• _EXERCISE TASK_
Copy whichever lines contain the string "sınırları".

_ _ _ _ _ _ _

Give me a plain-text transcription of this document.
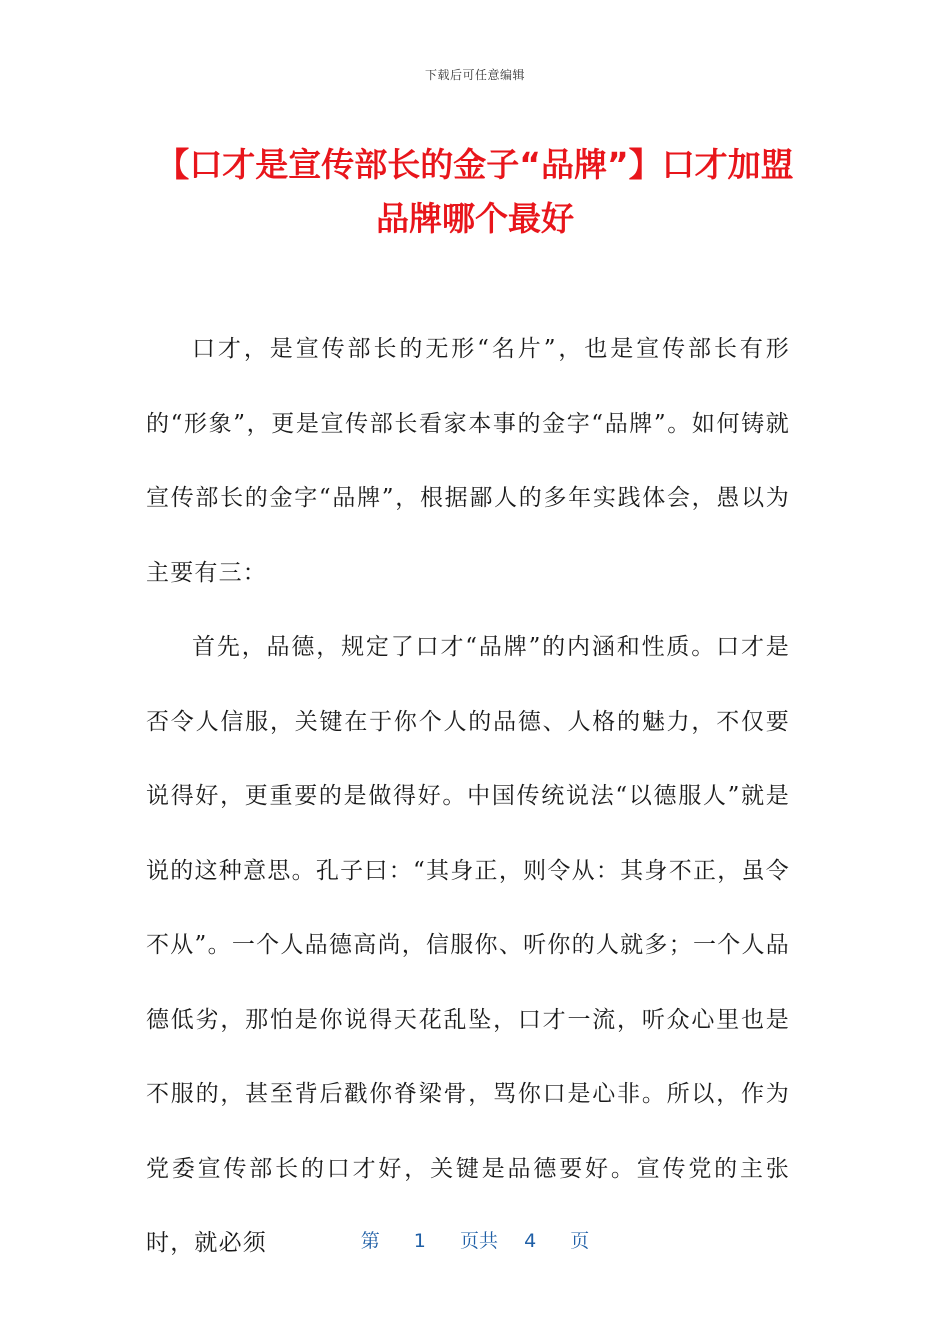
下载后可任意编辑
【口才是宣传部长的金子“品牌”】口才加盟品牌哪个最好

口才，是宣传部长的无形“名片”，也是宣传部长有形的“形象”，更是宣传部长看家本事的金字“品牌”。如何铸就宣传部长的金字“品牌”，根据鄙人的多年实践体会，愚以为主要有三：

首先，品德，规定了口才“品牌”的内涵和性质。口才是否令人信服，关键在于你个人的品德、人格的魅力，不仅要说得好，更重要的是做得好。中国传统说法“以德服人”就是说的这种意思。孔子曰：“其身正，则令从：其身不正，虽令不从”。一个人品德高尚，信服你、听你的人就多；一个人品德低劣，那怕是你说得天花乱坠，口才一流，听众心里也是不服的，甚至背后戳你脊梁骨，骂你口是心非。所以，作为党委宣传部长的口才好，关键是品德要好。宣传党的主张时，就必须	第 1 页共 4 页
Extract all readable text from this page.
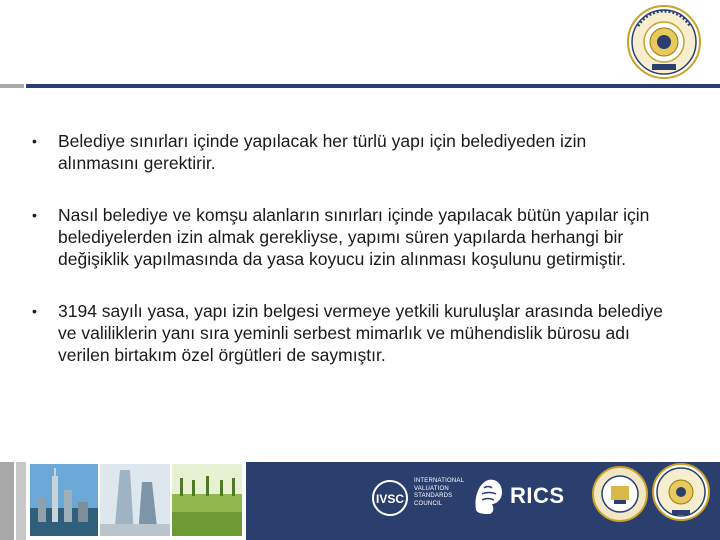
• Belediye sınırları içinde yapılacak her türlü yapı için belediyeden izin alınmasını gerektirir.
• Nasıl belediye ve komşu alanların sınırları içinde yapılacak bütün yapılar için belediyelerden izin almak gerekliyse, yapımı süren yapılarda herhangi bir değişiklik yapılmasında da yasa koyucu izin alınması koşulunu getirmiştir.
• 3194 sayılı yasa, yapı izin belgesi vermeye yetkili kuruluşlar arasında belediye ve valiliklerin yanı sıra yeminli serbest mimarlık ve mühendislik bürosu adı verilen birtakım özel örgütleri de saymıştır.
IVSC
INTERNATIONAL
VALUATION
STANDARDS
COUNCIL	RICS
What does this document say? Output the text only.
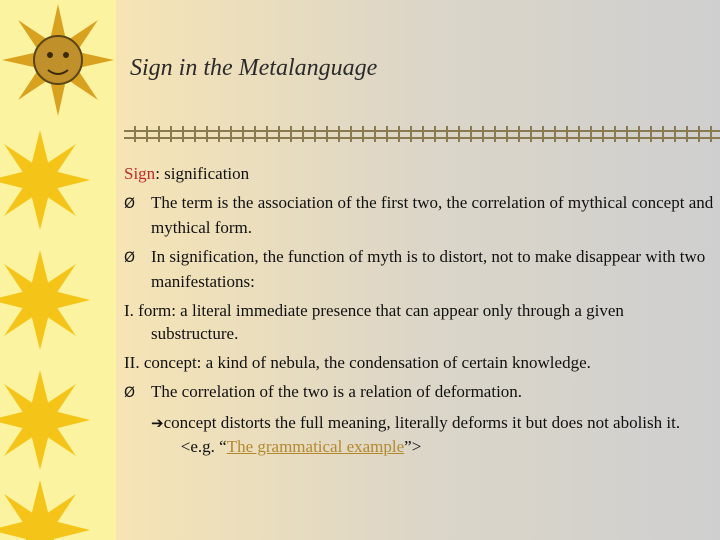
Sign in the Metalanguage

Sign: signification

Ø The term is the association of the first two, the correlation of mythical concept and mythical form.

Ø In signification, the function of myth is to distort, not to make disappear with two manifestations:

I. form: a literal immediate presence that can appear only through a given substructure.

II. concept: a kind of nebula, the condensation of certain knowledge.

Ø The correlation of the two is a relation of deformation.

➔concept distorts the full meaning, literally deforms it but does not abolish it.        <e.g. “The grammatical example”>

_ _ _ _ _ _ _

• _RESPONSE_
• Belediye sınırları içinde yapılacak her türlü yapı için belediyeden izin alınmasını gerektirir.
• Nasıl belediye ve komşu alanların sınırları içinde yapılacak bütün yapılar için belediyelerden izin almak gerekliyse, yapımı süren yapılarda herhangi bir değişiklik yapılmasında da yasa koyucu izin alınması koşulunu getirmiştir.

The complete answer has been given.